● **Exercise goal**
Take down each entry exactly as written.
####
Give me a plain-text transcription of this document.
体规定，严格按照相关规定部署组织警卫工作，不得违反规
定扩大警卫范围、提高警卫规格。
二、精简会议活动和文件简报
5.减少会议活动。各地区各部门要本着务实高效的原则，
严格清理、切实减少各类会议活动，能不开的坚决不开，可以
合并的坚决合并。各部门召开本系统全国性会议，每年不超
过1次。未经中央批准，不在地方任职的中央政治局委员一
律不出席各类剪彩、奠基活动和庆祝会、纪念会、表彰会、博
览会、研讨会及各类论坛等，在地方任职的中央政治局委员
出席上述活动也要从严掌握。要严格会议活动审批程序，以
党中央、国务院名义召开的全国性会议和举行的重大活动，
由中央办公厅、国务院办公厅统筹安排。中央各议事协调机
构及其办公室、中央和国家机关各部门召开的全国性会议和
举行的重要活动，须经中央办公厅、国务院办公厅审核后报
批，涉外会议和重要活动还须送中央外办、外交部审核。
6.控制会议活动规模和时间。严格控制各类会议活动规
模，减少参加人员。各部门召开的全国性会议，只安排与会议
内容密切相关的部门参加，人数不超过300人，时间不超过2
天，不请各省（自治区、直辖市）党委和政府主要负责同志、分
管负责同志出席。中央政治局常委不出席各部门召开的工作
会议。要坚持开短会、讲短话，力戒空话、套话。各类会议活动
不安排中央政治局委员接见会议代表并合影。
####
● **Response to the task**
Give me a plain-text transcription of this document.
体规定，严格按照相关规定部署组织警卫工作，不得违反规
定扩大警卫范围、提高警卫规格。
二、精简会议活动和文件简报
5.减少会议活动。各地区各部门要本着务实高效的原则，
严格清理、切实减少各类会议活动，能不开的坚决不开，可以
合并的坚决合并。各部门召开本系统全国性会议，每年不超
过1次。未经中央批准，不在地方任职的中央政治局委员一
律不出席各类剪彩、奠基活动和庆祝会、纪念会、表彰会、博
览会、研讨会及各类论坛等，在地方任职的中央政治局委员
出席上述活动也要从严掌握。要严格会议活动审批程序，以
党中央、国务院名义召开的全国性会议和举行的重大活动，
由中央办公厅、国务院办公厅统筹安排。中央各议事协调机
构及其办公室、中央和国家机关各部门召开的全国性会议和
举行的重要活动，须经中央办公厅、国务院办公厅审核后报
批，涉外会议和重要活动还须送中央外办、外交部审核。
6.控制会议活动规模和时间。严格控制各类会议活动规
模，减少参加人员。各部门召开的全国性会议，只安排与会议
内容密切相关的部门参加，人数不超过300人，时间不超过2
天，不请各省（自治区、直辖市）党委和政府主要负责同志、分
管负责同志出席。中央政治局常委不出席各部门召开的工作
会议。要坚持开短会、讲短话，力戒空话、套话。各类会议活动
不安排中央政治局委员接见会议代表并合影。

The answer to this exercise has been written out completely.